(Figure content listings)
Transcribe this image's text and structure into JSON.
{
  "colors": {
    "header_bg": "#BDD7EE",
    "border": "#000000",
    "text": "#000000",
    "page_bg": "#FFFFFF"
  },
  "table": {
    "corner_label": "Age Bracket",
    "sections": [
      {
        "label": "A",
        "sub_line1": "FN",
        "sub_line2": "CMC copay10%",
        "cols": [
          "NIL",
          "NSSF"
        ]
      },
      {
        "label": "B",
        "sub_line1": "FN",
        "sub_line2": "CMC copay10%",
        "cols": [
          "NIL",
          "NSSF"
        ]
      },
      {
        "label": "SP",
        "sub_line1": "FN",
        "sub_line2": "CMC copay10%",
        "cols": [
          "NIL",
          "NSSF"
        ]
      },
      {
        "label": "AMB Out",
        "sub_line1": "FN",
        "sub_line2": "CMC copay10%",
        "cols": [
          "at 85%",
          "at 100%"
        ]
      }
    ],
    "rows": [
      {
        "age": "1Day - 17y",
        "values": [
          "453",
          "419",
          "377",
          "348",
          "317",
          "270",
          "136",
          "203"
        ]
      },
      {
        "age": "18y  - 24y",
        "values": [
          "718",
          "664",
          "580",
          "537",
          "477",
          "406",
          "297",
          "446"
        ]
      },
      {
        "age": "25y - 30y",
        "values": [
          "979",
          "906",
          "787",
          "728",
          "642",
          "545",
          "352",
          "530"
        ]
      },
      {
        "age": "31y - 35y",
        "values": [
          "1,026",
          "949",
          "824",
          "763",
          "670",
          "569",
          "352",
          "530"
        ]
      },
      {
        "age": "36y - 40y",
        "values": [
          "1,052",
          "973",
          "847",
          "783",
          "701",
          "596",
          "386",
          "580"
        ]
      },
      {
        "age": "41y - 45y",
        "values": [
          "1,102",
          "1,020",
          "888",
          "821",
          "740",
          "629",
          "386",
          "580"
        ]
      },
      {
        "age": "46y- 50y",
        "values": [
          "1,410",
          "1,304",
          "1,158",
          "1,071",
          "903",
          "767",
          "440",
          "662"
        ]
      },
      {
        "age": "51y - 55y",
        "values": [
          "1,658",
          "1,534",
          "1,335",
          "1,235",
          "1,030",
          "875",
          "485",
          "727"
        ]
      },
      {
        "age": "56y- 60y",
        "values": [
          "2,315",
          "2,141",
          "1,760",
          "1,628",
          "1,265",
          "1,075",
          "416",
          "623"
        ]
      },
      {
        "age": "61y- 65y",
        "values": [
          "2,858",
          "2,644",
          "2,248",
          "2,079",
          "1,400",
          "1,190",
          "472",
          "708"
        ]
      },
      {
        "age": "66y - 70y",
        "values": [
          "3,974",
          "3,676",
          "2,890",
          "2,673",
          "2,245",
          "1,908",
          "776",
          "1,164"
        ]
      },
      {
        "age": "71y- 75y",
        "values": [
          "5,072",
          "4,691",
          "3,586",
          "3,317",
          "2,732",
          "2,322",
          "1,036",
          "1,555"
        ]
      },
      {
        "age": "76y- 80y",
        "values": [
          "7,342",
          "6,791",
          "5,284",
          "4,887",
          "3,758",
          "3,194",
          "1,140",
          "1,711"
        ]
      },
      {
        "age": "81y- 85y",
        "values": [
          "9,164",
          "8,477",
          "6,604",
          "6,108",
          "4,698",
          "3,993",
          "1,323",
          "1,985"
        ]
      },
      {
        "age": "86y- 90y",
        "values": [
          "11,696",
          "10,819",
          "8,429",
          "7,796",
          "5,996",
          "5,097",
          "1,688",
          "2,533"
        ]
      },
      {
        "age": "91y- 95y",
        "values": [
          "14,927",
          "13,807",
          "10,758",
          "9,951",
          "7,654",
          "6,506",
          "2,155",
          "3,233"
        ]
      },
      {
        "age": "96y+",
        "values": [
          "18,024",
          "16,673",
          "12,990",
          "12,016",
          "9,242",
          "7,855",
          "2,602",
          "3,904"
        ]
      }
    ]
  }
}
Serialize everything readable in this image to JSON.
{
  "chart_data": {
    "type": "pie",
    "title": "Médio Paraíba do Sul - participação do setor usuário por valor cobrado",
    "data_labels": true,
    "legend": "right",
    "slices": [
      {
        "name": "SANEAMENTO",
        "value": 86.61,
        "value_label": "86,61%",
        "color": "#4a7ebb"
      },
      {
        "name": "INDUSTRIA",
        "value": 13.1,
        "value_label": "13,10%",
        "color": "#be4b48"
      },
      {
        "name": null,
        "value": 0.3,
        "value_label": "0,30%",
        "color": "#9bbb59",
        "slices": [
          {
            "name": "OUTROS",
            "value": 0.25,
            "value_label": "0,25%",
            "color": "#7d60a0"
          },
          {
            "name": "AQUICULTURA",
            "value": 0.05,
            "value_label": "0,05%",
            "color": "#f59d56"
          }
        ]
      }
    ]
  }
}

__Task description__: Of the lines in the listing, how many hold the word "this"? Nothing but the number is needed.

__Response__: 2